▶ EXERCISE
Answer with one number: how many lines have "color".
---------- INFORMATION SHOWN ----------
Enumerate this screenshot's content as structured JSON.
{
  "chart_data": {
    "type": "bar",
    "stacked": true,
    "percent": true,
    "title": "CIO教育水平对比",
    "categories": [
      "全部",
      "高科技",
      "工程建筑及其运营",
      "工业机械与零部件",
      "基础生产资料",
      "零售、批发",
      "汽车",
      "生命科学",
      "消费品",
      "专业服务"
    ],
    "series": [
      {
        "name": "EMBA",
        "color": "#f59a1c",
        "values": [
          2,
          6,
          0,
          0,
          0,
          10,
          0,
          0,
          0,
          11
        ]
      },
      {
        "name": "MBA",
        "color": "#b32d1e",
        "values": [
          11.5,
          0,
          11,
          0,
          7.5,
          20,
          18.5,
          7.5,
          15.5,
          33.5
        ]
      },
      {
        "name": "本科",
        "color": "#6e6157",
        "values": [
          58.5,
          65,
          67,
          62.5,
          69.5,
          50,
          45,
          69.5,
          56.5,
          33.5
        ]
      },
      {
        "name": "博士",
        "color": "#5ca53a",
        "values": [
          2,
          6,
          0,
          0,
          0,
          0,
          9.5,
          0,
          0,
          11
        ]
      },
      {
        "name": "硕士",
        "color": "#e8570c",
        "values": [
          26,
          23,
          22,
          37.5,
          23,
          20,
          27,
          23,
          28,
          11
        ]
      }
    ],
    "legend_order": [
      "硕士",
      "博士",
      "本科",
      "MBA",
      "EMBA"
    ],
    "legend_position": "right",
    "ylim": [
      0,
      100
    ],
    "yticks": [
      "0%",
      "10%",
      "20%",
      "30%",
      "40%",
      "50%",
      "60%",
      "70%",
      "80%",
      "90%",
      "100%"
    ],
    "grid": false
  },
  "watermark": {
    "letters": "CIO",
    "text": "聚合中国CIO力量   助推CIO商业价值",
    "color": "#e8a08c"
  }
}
----------
▶ ANSWER FOR THE TASK
6